[Rows from a figure dataset]

┏━━

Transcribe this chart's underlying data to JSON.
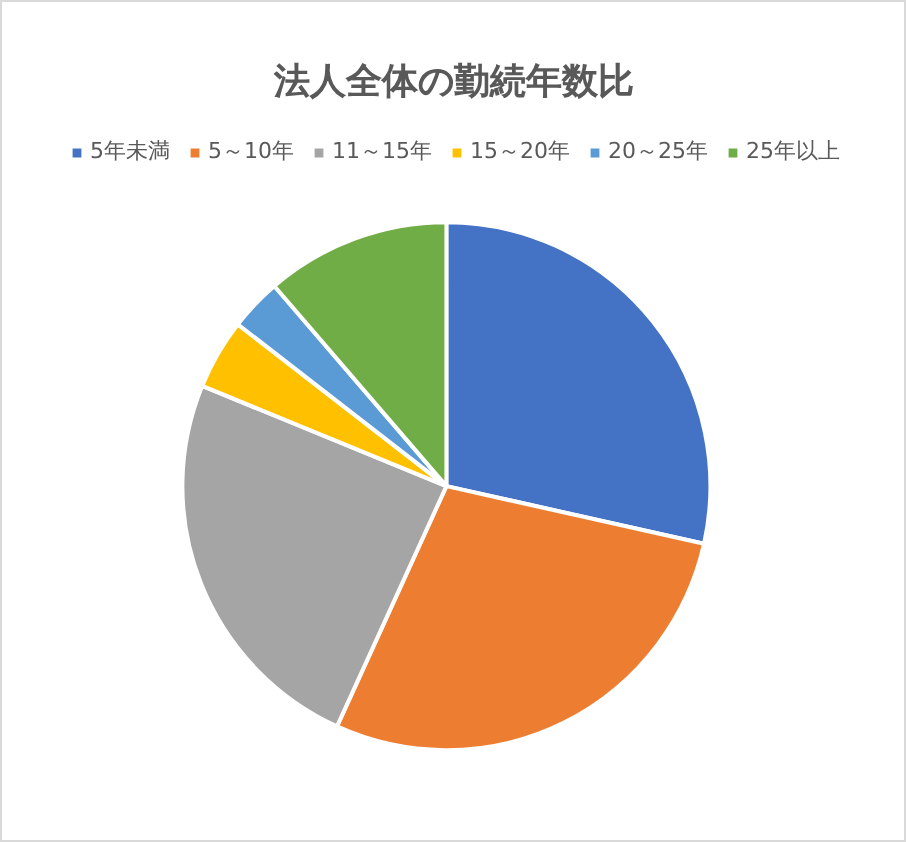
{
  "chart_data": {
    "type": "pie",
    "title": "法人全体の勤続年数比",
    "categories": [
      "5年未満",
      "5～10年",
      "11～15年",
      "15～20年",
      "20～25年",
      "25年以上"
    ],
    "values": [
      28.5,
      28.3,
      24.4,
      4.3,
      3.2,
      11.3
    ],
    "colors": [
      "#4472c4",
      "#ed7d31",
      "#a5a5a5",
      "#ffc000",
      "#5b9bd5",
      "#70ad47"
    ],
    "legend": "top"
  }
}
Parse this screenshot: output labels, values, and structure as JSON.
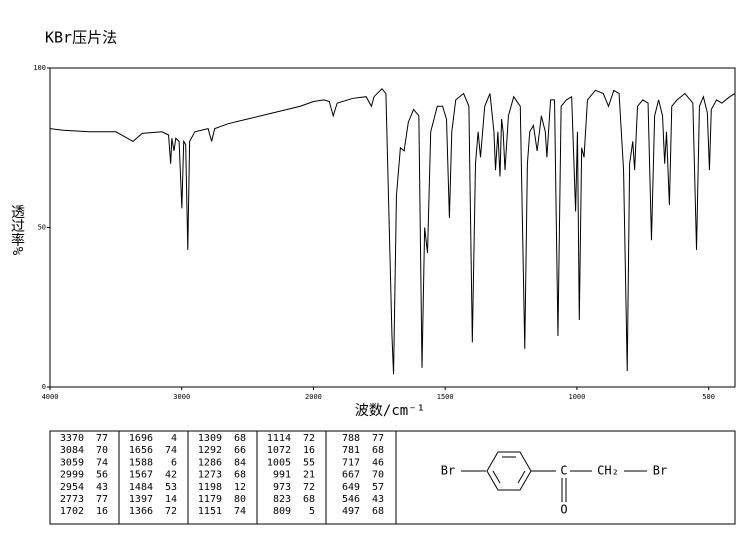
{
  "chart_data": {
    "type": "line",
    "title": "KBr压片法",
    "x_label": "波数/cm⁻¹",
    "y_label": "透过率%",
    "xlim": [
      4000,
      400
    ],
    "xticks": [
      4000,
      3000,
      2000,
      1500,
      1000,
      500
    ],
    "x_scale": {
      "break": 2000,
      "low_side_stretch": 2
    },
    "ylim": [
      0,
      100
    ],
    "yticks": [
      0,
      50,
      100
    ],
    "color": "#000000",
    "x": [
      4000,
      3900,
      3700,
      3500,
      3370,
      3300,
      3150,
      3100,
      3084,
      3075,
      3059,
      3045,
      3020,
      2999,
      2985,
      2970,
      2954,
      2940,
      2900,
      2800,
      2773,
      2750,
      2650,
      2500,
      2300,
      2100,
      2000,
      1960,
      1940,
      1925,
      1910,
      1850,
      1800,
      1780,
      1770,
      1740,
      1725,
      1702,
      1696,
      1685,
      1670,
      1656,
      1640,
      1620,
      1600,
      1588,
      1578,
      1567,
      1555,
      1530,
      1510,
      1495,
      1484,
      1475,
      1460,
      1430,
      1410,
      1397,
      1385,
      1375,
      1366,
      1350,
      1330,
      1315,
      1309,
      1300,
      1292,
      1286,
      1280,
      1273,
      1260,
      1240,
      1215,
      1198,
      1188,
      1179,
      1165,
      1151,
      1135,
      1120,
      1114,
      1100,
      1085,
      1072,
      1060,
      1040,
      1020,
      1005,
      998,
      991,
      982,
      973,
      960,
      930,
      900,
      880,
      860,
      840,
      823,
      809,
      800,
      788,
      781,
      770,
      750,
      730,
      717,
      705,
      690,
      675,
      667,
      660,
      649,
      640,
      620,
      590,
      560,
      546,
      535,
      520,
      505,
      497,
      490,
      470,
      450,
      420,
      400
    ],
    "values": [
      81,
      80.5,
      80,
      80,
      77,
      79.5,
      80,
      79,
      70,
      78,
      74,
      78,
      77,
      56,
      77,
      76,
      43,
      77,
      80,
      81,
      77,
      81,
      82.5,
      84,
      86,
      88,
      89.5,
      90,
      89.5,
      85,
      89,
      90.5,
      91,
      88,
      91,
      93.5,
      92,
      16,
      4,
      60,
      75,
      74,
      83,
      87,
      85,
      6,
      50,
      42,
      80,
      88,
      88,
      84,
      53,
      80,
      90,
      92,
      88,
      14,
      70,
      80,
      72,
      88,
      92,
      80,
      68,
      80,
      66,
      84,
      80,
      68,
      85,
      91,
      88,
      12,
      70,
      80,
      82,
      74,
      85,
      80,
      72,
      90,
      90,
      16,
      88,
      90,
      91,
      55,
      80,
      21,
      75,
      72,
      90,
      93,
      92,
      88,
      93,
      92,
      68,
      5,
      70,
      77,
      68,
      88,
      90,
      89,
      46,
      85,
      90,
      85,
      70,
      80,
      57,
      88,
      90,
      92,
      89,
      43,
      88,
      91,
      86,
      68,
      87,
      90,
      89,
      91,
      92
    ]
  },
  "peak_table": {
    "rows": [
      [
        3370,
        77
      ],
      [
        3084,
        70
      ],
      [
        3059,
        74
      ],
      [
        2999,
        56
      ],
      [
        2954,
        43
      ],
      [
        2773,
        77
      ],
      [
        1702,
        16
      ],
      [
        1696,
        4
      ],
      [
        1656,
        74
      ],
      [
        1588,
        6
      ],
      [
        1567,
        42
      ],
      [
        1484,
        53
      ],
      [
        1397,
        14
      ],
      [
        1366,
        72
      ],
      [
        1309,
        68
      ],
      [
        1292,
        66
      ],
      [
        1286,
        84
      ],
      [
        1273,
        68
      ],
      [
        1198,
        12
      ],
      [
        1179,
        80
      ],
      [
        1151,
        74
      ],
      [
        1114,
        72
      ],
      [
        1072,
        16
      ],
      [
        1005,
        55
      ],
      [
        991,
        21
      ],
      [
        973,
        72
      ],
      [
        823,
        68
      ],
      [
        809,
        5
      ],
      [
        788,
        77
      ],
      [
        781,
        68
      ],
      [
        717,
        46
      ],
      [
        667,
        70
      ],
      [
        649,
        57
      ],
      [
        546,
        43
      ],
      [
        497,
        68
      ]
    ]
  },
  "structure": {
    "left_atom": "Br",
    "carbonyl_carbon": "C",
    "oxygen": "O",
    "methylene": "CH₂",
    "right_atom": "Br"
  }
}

┗━━

What to do: Read the data above and count the lines that include "this". Answer only with the count.

Final answer: 2